* [Objective]: Copy out each line that has "YTimetcpping" in it.

* [Exercise data]:

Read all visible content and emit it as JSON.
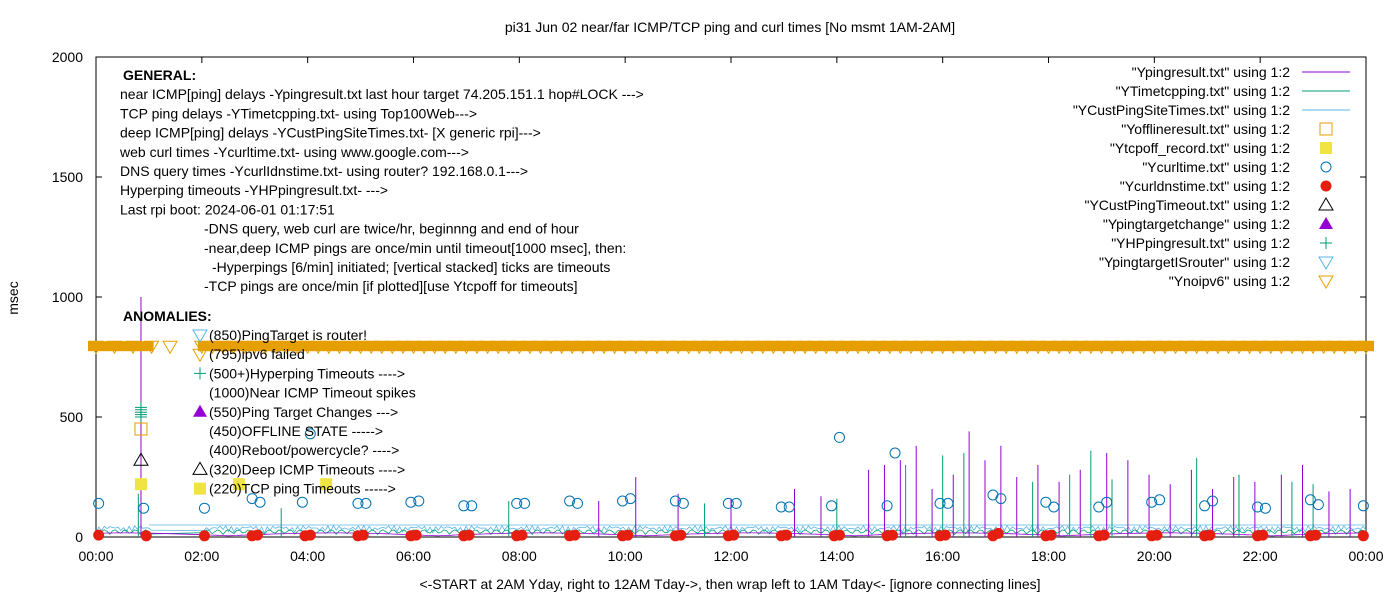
{
  "chart_data": {
    "type": "line",
    "title": "pi31 Jun 02  near/far ICMP/TCP ping and curl times [No msmt 1AM-2AM]",
    "xlabel": "<-START at 2AM Yday, right to 12AM Tday->, then wrap left to 1AM Tday<- [ignore connecting lines]",
    "ylabel": "msec",
    "xlim": [
      0,
      24
    ],
    "ylim": [
      0,
      2000
    ],
    "x_ticks": [
      "00:00",
      "02:00",
      "04:00",
      "06:00",
      "08:00",
      "10:00",
      "12:00",
      "14:00",
      "16:00",
      "18:00",
      "20:00",
      "22:00",
      "00:00"
    ],
    "y_ticks": [
      "0",
      "500",
      "1000",
      "1500",
      "2000"
    ],
    "legend_position": "top-right",
    "legend": [
      {
        "label": "\"Ypingresult.txt\" using 1:2",
        "kind": "line",
        "color": "#9400d3"
      },
      {
        "label": "\"YTimetcpping.txt\" using 1:2",
        "kind": "line",
        "color": "#009e73"
      },
      {
        "label": "\"YCustPingSiteTimes.txt\" using 1:2",
        "kind": "line",
        "color": "#56b4e9"
      },
      {
        "label": "\"Yofflineresult.txt\" using 1:2",
        "kind": "open-square",
        "color": "#e69f00"
      },
      {
        "label": "\"Ytcpoff_record.txt\" using 1:2",
        "kind": "filled-square",
        "color": "#f0e442"
      },
      {
        "label": "\"Ycurltime.txt\" using 1:2",
        "kind": "open-circle",
        "color": "#0072b2"
      },
      {
        "label": "\"Ycurldnstime.txt\" using 1:2",
        "kind": "filled-circle",
        "color": "#e51e10"
      },
      {
        "label": "\"YCustPingTimeout.txt\" using 1:2",
        "kind": "open-triangle",
        "color": "#000000"
      },
      {
        "label": "\"Ypingtargetchange\" using 1:2",
        "kind": "filled-triangle",
        "color": "#9400d3"
      },
      {
        "label": "\"YHPpingresult.txt\" using 1:2",
        "kind": "plus",
        "color": "#009e73"
      },
      {
        "label": "\"YpingtargetISrouter\" using 1:2",
        "kind": "open-down-triangle",
        "color": "#56b4e9"
      },
      {
        "label": "\"Ynoipv6\" using 1:2",
        "kind": "open-down-triangle",
        "color": "#e69f00"
      }
    ],
    "general_notes": [
      "GENERAL:",
      "near ICMP[ping] delays -Ypingresult.txt last hour target 74.205.151.1 hop#LOCK --->",
      "TCP ping delays -YTimetcpping.txt- using Top100Web--->",
      "deep ICMP[ping] delays -YCustPingSiteTimes.txt- [X generic rpi]--->",
      "web curl times -Ycurltime.txt- using www.google.com--->",
      "DNS query times -YcurlIdnstime.txt- using router? 192.168.0.1--->",
      "Hyperping timeouts -YHPpingresult.txt- --->",
      "Last rpi boot: 2024-06-01 01:17:51",
      "-DNS query, web curl are twice/hr, beginnng and end of hour",
      "-near,deep ICMP pings are once/min until timeout[1000 msec], then:",
      "-Hyperpings [6/min] initiated; [vertical stacked] ticks are timeouts",
      "-TCP pings are once/min [if plotted][use Ytcpoff for timeouts]"
    ],
    "anomalies_title": "ANOMALIES:",
    "anomalies": [
      {
        "text": "(850)PingTarget is router!",
        "marker": "open-down-triangle",
        "color": "#56b4e9"
      },
      {
        "text": "(795)ipv6 failed",
        "marker": "open-down-triangle",
        "color": "#e69f00"
      },
      {
        "text": "(500+)Hyperping Timeouts ---->",
        "marker": "plus",
        "color": "#009e73"
      },
      {
        "text": "(1000)Near ICMP Timeout spikes",
        "marker": "none",
        "color": "#9400d3"
      },
      {
        "text": "(550)Ping Target Changes --->",
        "marker": "filled-triangle",
        "color": "#9400d3"
      },
      {
        "text": "(450)OFFLINE STATE ----->",
        "marker": "none",
        "color": "#e69f00"
      },
      {
        "text": "(400)Reboot/powercycle? ---->",
        "marker": "none",
        "color": "#000000"
      },
      {
        "text": "(320)Deep ICMP Timeouts ---->",
        "marker": "open-triangle",
        "color": "#000000"
      },
      {
        "text": "(220)TCP ping Timeouts ----->",
        "marker": "filled-square",
        "color": "#f0e442"
      }
    ],
    "series_samples": {
      "noipv6_level": 795,
      "noipv6_x": [
        0.0,
        0.35,
        0.7,
        1.05,
        1.4,
        2.0,
        2.2,
        2.4,
        2.6,
        2.8,
        3.0,
        3.2,
        3.4,
        3.6,
        3.8,
        4.0,
        4.2,
        4.4,
        4.6,
        4.8,
        5.0,
        5.2,
        5.4,
        5.6,
        5.8,
        6.0,
        6.2,
        6.4,
        6.6,
        6.8,
        7.0,
        7.2,
        7.4,
        7.6,
        7.8,
        8.0,
        8.2,
        8.4,
        8.6,
        8.8,
        9.0,
        9.2,
        9.4,
        9.6,
        9.8,
        10.0,
        10.2,
        10.4,
        10.6,
        10.8,
        11.0,
        11.2,
        11.4,
        11.6,
        11.8,
        12.0,
        12.2,
        12.4,
        12.6,
        12.8,
        13.0,
        13.2,
        13.4,
        13.6,
        13.8,
        14.0,
        14.2,
        14.4,
        14.6,
        14.8,
        15.0,
        15.2,
        15.4,
        15.6,
        15.8,
        16.0,
        16.2,
        16.4,
        16.6,
        16.8,
        17.0,
        17.2,
        17.4,
        17.6,
        17.8,
        18.0,
        18.2,
        18.4,
        18.6,
        18.8,
        19.0,
        19.2,
        19.4,
        19.6,
        19.8,
        20.0,
        20.2,
        20.4,
        20.6,
        20.8,
        21.0,
        21.2,
        21.4,
        21.6,
        21.8,
        22.0,
        22.2,
        22.4,
        22.6,
        22.8,
        23.0,
        23.2,
        23.4,
        23.6,
        23.8,
        24.0
      ],
      "curl_points": [
        [
          0.05,
          140
        ],
        [
          0.9,
          120
        ],
        [
          2.05,
          120
        ],
        [
          2.95,
          160
        ],
        [
          3.1,
          145
        ],
        [
          3.9,
          145
        ],
        [
          4.05,
          430
        ],
        [
          4.95,
          140
        ],
        [
          5.1,
          140
        ],
        [
          5.95,
          145
        ],
        [
          6.1,
          150
        ],
        [
          6.95,
          130
        ],
        [
          7.1,
          130
        ],
        [
          7.95,
          140
        ],
        [
          8.1,
          140
        ],
        [
          8.95,
          150
        ],
        [
          9.1,
          140
        ],
        [
          9.95,
          150
        ],
        [
          10.1,
          160
        ],
        [
          10.95,
          150
        ],
        [
          11.1,
          140
        ],
        [
          11.95,
          140
        ],
        [
          12.1,
          140
        ],
        [
          12.95,
          125
        ],
        [
          13.1,
          125
        ],
        [
          13.9,
          130
        ],
        [
          14.05,
          415
        ],
        [
          14.95,
          130
        ],
        [
          15.1,
          350
        ],
        [
          15.95,
          140
        ],
        [
          16.1,
          140
        ],
        [
          16.95,
          175
        ],
        [
          17.1,
          160
        ],
        [
          17.95,
          145
        ],
        [
          18.1,
          125
        ],
        [
          18.95,
          125
        ],
        [
          19.1,
          145
        ],
        [
          19.95,
          145
        ],
        [
          20.1,
          155
        ],
        [
          20.95,
          130
        ],
        [
          21.1,
          150
        ],
        [
          21.95,
          125
        ],
        [
          22.1,
          120
        ],
        [
          22.95,
          155
        ],
        [
          23.1,
          135
        ],
        [
          23.95,
          130
        ]
      ],
      "dns_points": [
        [
          0.05,
          8
        ],
        [
          0.95,
          5
        ],
        [
          2.05,
          5
        ],
        [
          2.95,
          5
        ],
        [
          3.05,
          8
        ],
        [
          3.95,
          5
        ],
        [
          4.05,
          8
        ],
        [
          4.95,
          5
        ],
        [
          5.05,
          8
        ],
        [
          5.95,
          5
        ],
        [
          6.05,
          8
        ],
        [
          6.95,
          5
        ],
        [
          7.05,
          8
        ],
        [
          7.95,
          5
        ],
        [
          8.05,
          8
        ],
        [
          8.95,
          5
        ],
        [
          9.05,
          8
        ],
        [
          9.95,
          5
        ],
        [
          10.05,
          8
        ],
        [
          10.95,
          5
        ],
        [
          11.05,
          8
        ],
        [
          11.95,
          5
        ],
        [
          12.05,
          8
        ],
        [
          12.95,
          5
        ],
        [
          13.05,
          8
        ],
        [
          13.95,
          5
        ],
        [
          14.05,
          8
        ],
        [
          14.95,
          5
        ],
        [
          15.05,
          8
        ],
        [
          15.95,
          5
        ],
        [
          16.05,
          8
        ],
        [
          16.95,
          5
        ],
        [
          17.05,
          15
        ],
        [
          17.95,
          5
        ],
        [
          18.05,
          8
        ],
        [
          18.95,
          5
        ],
        [
          19.05,
          8
        ],
        [
          19.95,
          5
        ],
        [
          20.05,
          8
        ],
        [
          20.95,
          5
        ],
        [
          21.05,
          8
        ],
        [
          21.95,
          5
        ],
        [
          22.05,
          8
        ],
        [
          22.95,
          5
        ],
        [
          23.05,
          8
        ],
        [
          23.95,
          5
        ]
      ],
      "ping_spikes": [
        [
          0.85,
          1000
        ],
        [
          9.5,
          150
        ],
        [
          10.2,
          250
        ],
        [
          11.0,
          180
        ],
        [
          12.0,
          160
        ],
        [
          13.2,
          200
        ],
        [
          13.7,
          170
        ],
        [
          14.6,
          280
        ],
        [
          14.9,
          300
        ],
        [
          15.2,
          320
        ],
        [
          15.5,
          380
        ],
        [
          15.8,
          200
        ],
        [
          16.2,
          260
        ],
        [
          16.5,
          440
        ],
        [
          16.8,
          320
        ],
        [
          17.1,
          380
        ],
        [
          17.4,
          250
        ],
        [
          17.8,
          300
        ],
        [
          18.2,
          230
        ],
        [
          18.6,
          280
        ],
        [
          19.1,
          350
        ],
        [
          19.5,
          320
        ],
        [
          19.9,
          260
        ],
        [
          20.3,
          220
        ],
        [
          20.7,
          280
        ],
        [
          21.1,
          200
        ],
        [
          21.5,
          250
        ],
        [
          21.9,
          230
        ],
        [
          22.4,
          260
        ],
        [
          22.8,
          300
        ],
        [
          23.3,
          190
        ],
        [
          23.7,
          200
        ]
      ],
      "tcp_spikes": [
        [
          0.8,
          180
        ],
        [
          3.5,
          120
        ],
        [
          7.8,
          150
        ],
        [
          11.5,
          140
        ],
        [
          14.0,
          160
        ],
        [
          15.3,
          300
        ],
        [
          16.0,
          340
        ],
        [
          16.4,
          350
        ],
        [
          17.7,
          230
        ],
        [
          18.4,
          260
        ],
        [
          18.8,
          360
        ],
        [
          19.2,
          240
        ],
        [
          20.8,
          330
        ],
        [
          21.6,
          260
        ],
        [
          22.6,
          230
        ],
        [
          23.0,
          220
        ]
      ],
      "hyperping_x": 0.85,
      "hyperping_y": [
        500,
        510,
        520,
        530,
        540
      ],
      "offline_point": [
        0.85,
        450
      ],
      "cust_timeout_point": [
        0.85,
        320
      ],
      "tcpoff_points": [
        [
          0.85,
          220
        ],
        [
          2.7,
          220
        ],
        [
          4.35,
          220
        ]
      ]
    }
  }
}
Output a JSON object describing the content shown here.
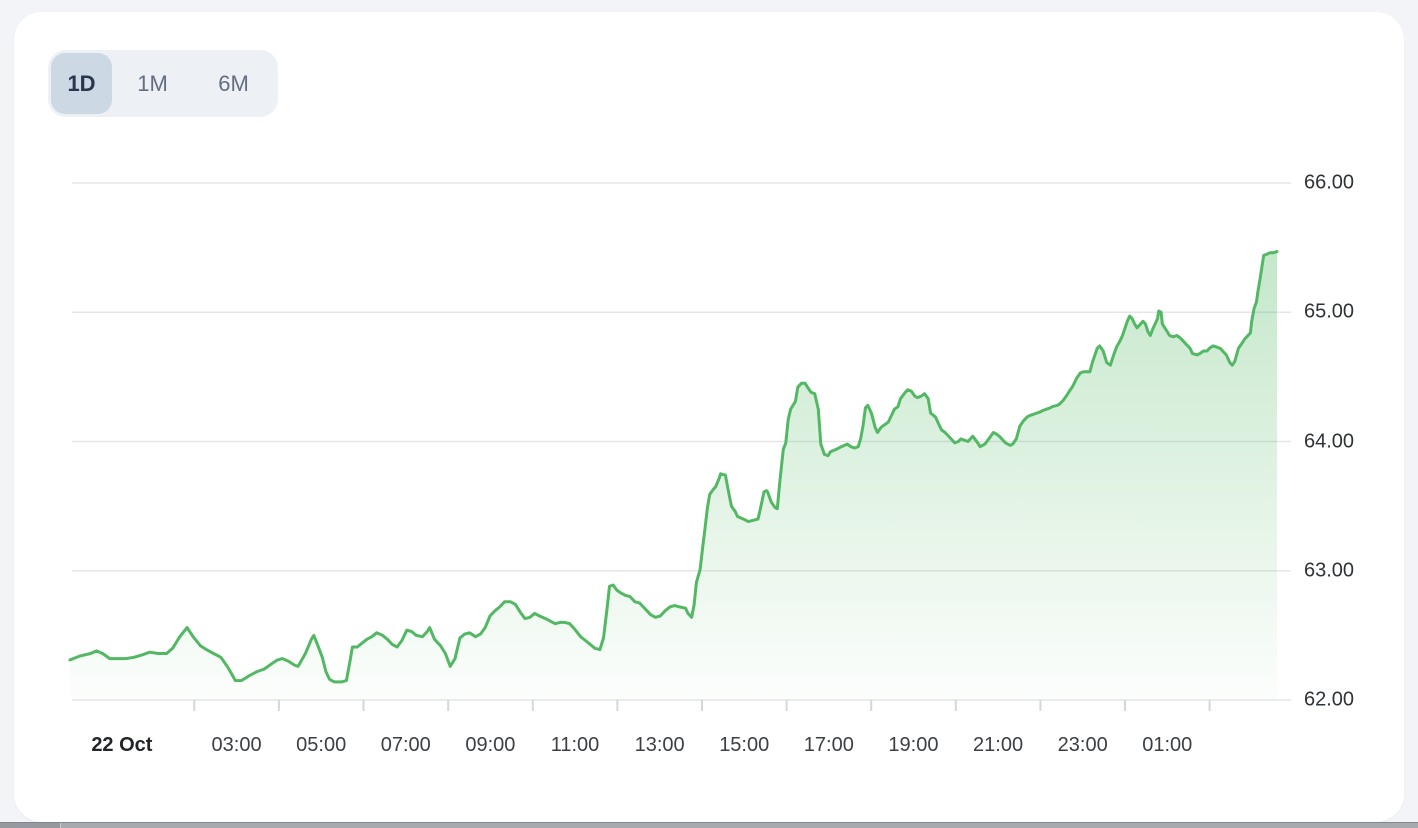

* [Correct output]:
        "label": "\"YTimetcpping.txt\" using 1:2",
      "TCP ping delays -YTimetcpping.txt- using Top100Web--->",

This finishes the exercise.